**YOUR OBJECTIVE**:
Search the data for the word "this" and copy every line where it occurs.

**TASK MATERIAL**:
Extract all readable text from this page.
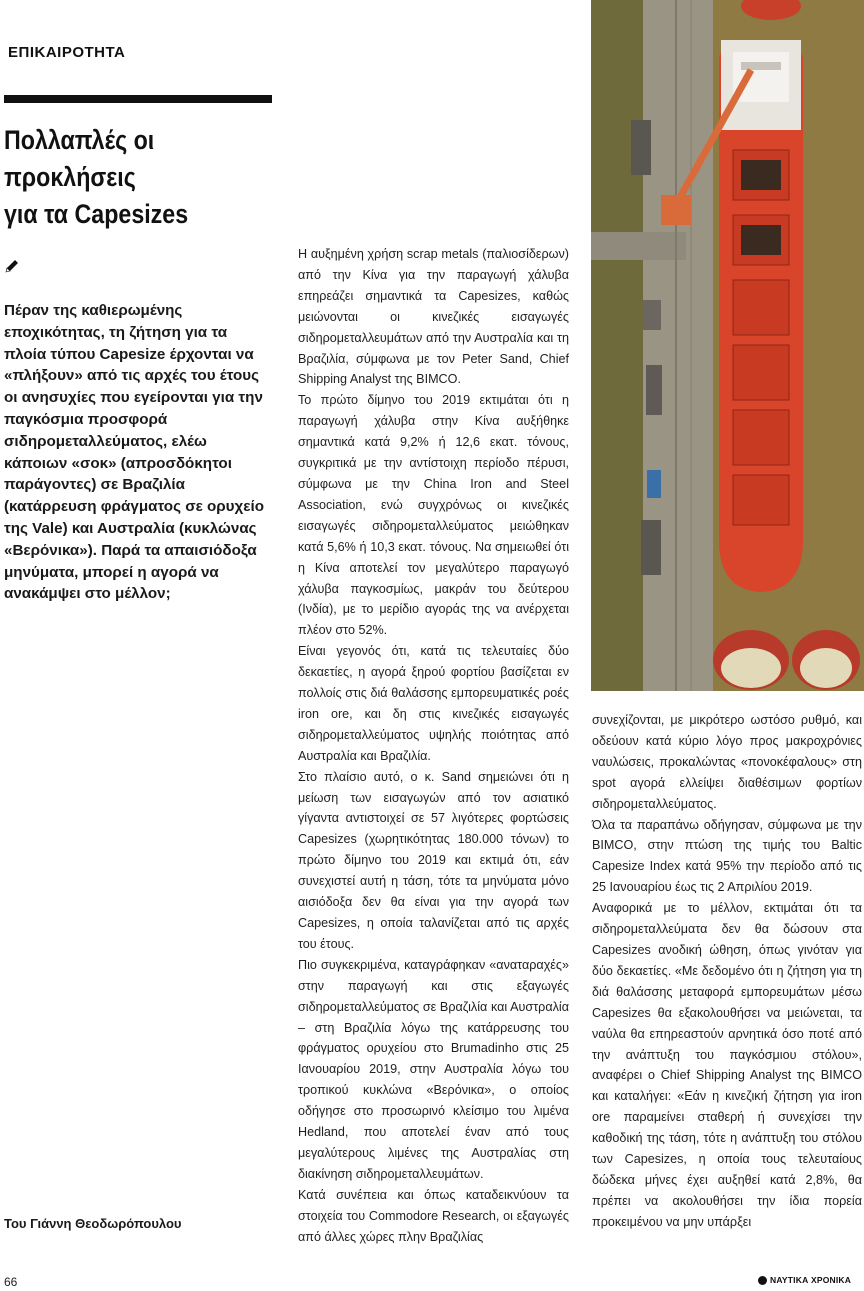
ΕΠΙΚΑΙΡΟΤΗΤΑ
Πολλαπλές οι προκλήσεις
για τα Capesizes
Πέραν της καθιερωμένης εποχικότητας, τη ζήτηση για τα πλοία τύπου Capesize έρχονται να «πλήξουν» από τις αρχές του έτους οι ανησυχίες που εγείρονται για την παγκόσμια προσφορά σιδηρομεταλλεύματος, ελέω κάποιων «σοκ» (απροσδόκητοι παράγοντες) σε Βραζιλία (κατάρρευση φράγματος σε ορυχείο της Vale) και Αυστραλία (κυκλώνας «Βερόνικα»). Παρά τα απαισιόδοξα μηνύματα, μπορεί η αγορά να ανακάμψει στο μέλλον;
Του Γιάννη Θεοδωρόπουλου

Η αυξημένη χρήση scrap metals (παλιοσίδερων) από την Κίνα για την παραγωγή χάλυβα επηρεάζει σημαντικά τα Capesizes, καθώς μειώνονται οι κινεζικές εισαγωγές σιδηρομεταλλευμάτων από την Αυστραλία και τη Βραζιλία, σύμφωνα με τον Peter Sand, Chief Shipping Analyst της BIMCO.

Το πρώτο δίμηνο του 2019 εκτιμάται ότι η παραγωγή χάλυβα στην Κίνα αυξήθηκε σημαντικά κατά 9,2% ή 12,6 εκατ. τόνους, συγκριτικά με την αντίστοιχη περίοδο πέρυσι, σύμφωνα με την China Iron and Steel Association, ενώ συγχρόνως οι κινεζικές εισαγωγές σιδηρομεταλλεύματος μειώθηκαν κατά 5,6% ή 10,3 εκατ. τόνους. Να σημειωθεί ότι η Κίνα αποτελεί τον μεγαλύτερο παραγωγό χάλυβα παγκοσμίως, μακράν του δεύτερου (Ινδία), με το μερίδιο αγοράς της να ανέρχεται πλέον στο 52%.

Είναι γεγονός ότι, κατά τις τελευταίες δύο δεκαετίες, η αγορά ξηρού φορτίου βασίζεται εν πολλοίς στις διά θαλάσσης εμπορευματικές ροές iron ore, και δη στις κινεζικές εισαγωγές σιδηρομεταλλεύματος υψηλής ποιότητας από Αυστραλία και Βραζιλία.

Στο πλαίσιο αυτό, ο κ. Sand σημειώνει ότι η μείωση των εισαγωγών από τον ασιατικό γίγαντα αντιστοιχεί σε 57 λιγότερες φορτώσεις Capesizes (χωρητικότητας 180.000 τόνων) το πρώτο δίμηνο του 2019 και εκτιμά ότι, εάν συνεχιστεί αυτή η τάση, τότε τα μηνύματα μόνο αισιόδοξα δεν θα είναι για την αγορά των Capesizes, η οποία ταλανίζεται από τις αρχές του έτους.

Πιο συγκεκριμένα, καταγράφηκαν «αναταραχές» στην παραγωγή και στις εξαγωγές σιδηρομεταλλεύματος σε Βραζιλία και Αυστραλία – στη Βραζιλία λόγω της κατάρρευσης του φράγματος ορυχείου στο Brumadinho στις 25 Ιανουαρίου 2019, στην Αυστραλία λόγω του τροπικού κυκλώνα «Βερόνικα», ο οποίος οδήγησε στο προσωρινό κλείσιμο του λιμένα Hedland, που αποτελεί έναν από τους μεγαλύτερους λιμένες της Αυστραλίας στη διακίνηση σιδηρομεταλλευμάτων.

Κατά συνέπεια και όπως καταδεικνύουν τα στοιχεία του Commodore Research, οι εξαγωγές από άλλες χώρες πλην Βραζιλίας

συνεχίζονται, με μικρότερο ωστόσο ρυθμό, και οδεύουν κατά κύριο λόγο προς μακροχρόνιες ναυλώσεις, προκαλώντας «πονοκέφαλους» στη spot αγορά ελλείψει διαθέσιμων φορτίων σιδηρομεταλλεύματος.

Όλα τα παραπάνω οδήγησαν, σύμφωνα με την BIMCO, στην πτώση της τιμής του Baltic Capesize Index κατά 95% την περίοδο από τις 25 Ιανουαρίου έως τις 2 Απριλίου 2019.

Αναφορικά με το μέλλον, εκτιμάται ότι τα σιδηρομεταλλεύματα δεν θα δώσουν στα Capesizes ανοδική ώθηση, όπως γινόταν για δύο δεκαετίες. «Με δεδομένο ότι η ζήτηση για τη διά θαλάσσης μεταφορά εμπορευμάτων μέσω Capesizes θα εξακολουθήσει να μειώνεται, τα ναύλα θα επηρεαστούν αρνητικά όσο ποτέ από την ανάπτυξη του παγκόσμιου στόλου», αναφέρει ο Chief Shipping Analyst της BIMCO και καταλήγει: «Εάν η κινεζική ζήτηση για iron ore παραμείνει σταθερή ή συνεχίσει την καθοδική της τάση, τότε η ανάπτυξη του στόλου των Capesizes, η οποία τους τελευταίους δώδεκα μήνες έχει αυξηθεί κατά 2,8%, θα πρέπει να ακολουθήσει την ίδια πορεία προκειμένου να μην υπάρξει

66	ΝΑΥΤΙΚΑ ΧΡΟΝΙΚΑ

--

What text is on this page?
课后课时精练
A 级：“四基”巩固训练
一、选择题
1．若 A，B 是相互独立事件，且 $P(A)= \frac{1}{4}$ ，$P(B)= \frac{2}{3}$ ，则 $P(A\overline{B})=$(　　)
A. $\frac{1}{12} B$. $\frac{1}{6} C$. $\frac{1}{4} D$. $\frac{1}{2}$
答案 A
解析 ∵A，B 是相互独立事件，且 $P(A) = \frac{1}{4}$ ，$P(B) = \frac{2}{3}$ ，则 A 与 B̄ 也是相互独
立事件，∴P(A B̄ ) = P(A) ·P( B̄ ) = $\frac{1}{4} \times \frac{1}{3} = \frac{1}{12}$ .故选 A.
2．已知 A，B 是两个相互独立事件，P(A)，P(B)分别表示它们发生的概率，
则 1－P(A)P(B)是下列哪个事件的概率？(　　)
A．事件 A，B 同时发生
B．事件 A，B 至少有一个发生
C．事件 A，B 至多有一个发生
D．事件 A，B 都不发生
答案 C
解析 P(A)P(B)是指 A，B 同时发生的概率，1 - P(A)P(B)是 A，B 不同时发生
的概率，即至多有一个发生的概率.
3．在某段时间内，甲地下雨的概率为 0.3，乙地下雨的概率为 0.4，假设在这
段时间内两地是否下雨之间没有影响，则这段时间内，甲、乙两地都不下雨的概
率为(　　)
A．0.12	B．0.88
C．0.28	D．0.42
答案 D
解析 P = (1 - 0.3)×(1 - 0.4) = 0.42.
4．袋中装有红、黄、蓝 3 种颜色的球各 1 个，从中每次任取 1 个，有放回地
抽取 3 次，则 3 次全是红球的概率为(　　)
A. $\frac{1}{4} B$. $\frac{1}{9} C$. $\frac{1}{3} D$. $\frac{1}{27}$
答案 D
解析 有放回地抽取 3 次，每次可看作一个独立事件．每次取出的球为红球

---

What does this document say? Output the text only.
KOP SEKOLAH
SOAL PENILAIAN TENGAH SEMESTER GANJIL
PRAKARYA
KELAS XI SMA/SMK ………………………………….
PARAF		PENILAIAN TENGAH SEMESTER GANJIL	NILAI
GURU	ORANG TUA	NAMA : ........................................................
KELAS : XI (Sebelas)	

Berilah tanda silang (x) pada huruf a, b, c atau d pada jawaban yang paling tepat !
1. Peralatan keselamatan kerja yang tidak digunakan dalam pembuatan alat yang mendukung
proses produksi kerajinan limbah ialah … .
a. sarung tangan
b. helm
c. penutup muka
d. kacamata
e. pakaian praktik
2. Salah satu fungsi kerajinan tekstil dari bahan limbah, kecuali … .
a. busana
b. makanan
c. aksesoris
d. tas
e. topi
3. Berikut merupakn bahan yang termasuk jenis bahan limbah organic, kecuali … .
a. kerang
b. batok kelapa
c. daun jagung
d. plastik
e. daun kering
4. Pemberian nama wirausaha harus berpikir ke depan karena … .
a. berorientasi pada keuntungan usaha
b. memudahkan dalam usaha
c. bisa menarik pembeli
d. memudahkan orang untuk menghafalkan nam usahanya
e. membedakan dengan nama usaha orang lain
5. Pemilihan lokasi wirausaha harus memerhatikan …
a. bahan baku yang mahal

**WRITTEN RESPONSE**:
Extract all readable text from this page.
What text is on this page?
What does this document say? Output the text only.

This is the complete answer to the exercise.